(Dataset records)
▽
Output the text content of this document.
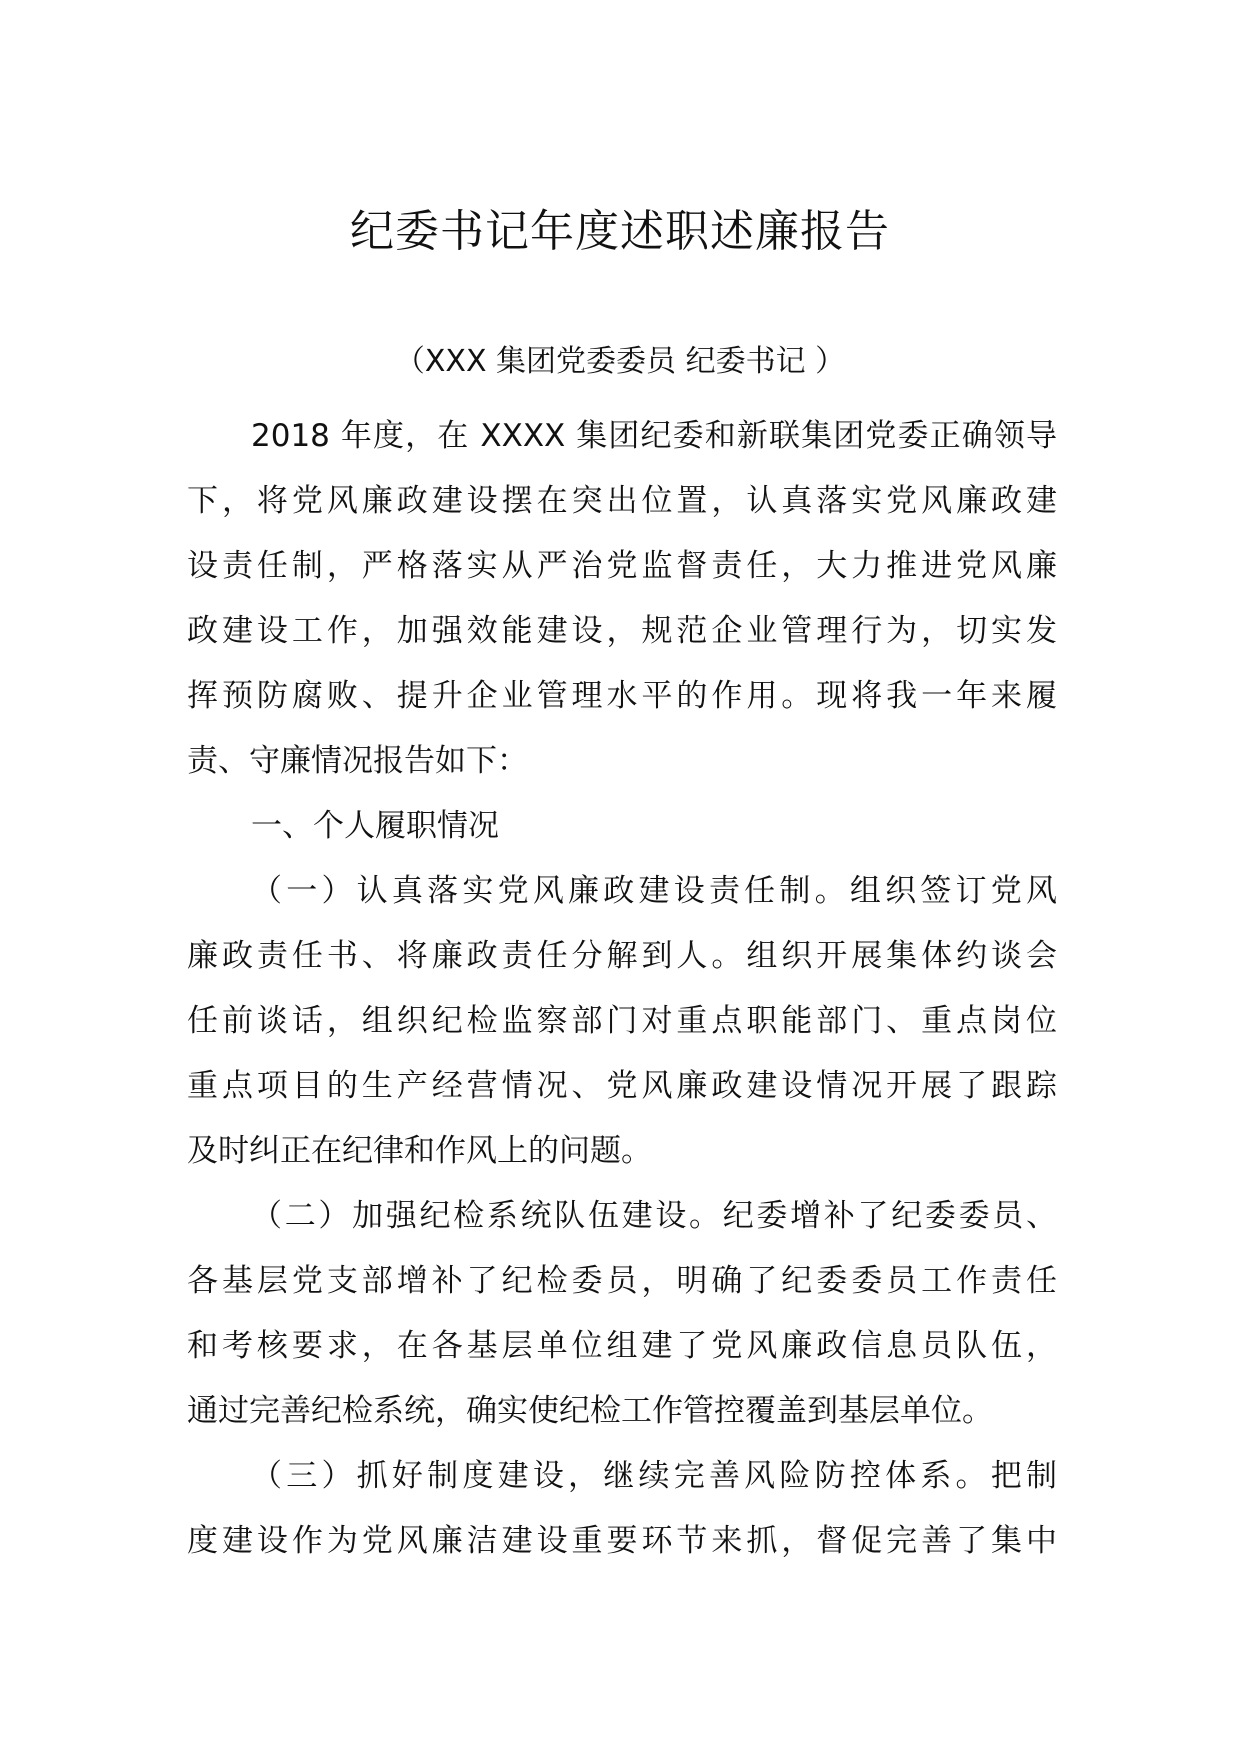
纪委书记年度述职述廉报告

（XXX 集团党委委员 纪委书记 ）

2018 年度，在 XXXX 集团纪委和新联集团党委正确领导
下，将党风廉政建设摆在突出位置，认真落实党风廉政建
设责任制，严格落实从严治党监督责任，大力推进党风廉
政建设工作，加强效能建设，规范企业管理行为，切实发
挥预防腐败、提升企业管理水平的作用。现将我一年来履
责、守廉情况报告如下：
一、个人履职情况
（一）认真落实党风廉政建设责任制。组织签订党风
廉政责任书、将廉政责任分解到人。组织开展集体约谈会
任前谈话，组织纪检监察部门对重点职能部门、重点岗位
重点项目的生产经营情况、党风廉政建设情况开展了跟踪
及时纠正在纪律和作风上的问题。
（二）加强纪检系统队伍建设。纪委增补了纪委委员、
各基层党支部增补了纪检委员，明确了纪委委员工作责任
和考核要求，在各基层单位组建了党风廉政信息员队伍，
通过完善纪检系统，确实使纪检工作管控覆盖到基层单位。
（三）抓好制度建设，继续完善风险防控体系。把制
度建设作为党风廉洁建设重要环节来抓，督促完善了集中
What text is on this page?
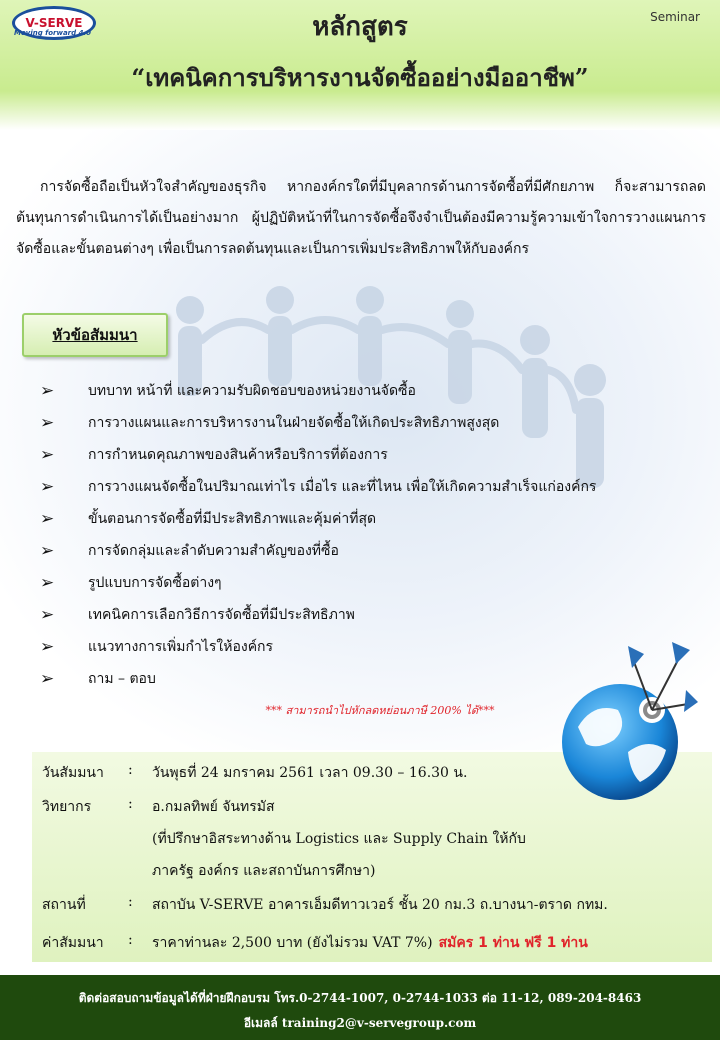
V-SERVE
Moving forward 4.0
Seminar
หลักสูตร
“เทคนิคการบริหารงานจัดซื้ออย่างมืออาชีพ”

การจัดซื้อถือเป็นหัวใจสำคัญของธุรกิจ หากองค์กรใดที่มีบุคลากรด้านการจัดซื้อที่มีศักยภาพ ก็จะสามารถลดต้นทุนการดำเนินการได้เป็นอย่างมาก ผู้ปฏิบัติหน้าที่ในการจัดซื้อจึงจำเป็นต้องมีความรู้ความเข้าใจการวางแผนการจัดซื้อและขั้นตอนต่างๆ เพื่อเป็นการลดต้นทุนและเป็นการเพิ่มประสิทธิภาพให้กับองค์กร

หัวข้อสัมมนา
➢	บทบาท หน้าที่ และความรับผิดชอบของหน่วยงานจัดซื้อ
➢	การวางแผนและการบริหารงานในฝ่ายจัดซื้อให้เกิดประสิทธิภาพสูงสุด
➢	การกำหนดคุณภาพของสินค้าหรือบริการที่ต้องการ
➢	การวางแผนจัดซื้อในปริมาณเท่าไร เมื่อไร และที่ไหน เพื่อให้เกิดความสำเร็จแก่องค์กร
➢	ขั้นตอนการจัดซื้อที่มีประสิทธิภาพและคุ้มค่าที่สุด
➢	การจัดกลุ่มและลำดับความสำคัญของที่ซื้อ
➢	รูปแบบการจัดซื้อต่างๆ
➢	เทคนิคการเลือกวิธีการจัดซื้อที่มีประสิทธิภาพ
➢	แนวทางการเพิ่มกำไรให้องค์กร
➢	ถาม – ตอบ
*** สามารถนำไปหักลดหย่อนภาษี 200% ได้***
วันสัมมนา	:	วันพุธที่ 24 มกราคม 2561 เวลา 09.30 – 16.30 น.
วิทยากร	:	อ.กมลทิพย์ จันทรมัส
(ที่ปรึกษาอิสระทางด้าน Logistics และ Supply Chain ให้กับ
ภาครัฐ องค์กร และสถาบันการศึกษา)
สถานที่	:	สถาบัน V-SERVE อาคารเอ็มดีทาวเวอร์ ชั้น 20 กม.3 ถ.บางนา-ตราด กทม.
ค่าสัมมนา	:	ราคาท่านละ 2,500 บาท (ยังไม่รวม VAT 7%) สมัคร 1 ท่าน ฟรี 1 ท่าน
ติดต่อสอบถามข้อมูลได้ที่ฝ่ายฝึกอบรม โทร.0-2744-1007, 0-2744-1033 ต่อ 11-12, 089-204-8463
อีเมลล์ training2@v-servegroup.com
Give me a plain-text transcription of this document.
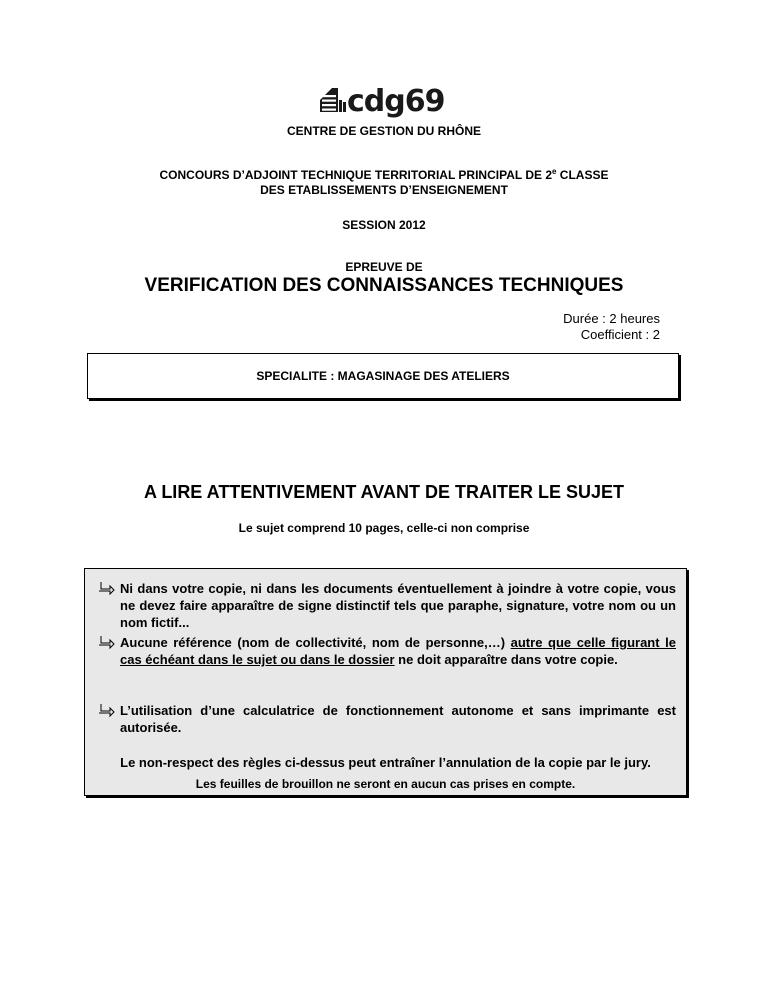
cdg69
CENTRE DE GESTION DU RHÔNE
CONCOURS D’ADJOINT TECHNIQUE TERRITORIAL PRINCIPAL DE 2e CLASSE
DES ETABLISSEMENTS D’ENSEIGNEMENT
SESSION 2012
EPREUVE DE
VERIFICATION DES CONNAISSANCES TECHNIQUES
Durée : 2 heures
Coefficient : 2
SPECIALITE : MAGASINAGE DES ATELIERS
A LIRE ATTENTIVEMENT AVANT DE TRAITER LE SUJET
Le sujet comprend 10 pages, celle-ci non comprise
Ni dans votre copie, ni dans les documents éventuellement à joindre à votre copie, vous ne devez faire apparaître de signe distinctif tels que paraphe, signature, votre nom ou un nom fictif...
Aucune référence (nom de collectivité, nom de personne,…) autre que celle figurant le cas échéant dans le sujet ou dans le dossier ne doit apparaître dans votre copie.
L’utilisation d’une calculatrice de fonctionnement autonome et sans imprimante est autorisée.
Le non-respect des règles ci-dessus peut entraîner l’annulation de la copie par le jury.
Les feuilles de brouillon ne seront en aucun cas prises en compte.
△
_EXERCISE REQUIREMENTS_
Copy, from the material above, each line in which the string "this" occurs.

_EXPECTED ANSWER_
Output the text content of this document.
What text is on this page?
Give me a plain-text transcription of this document.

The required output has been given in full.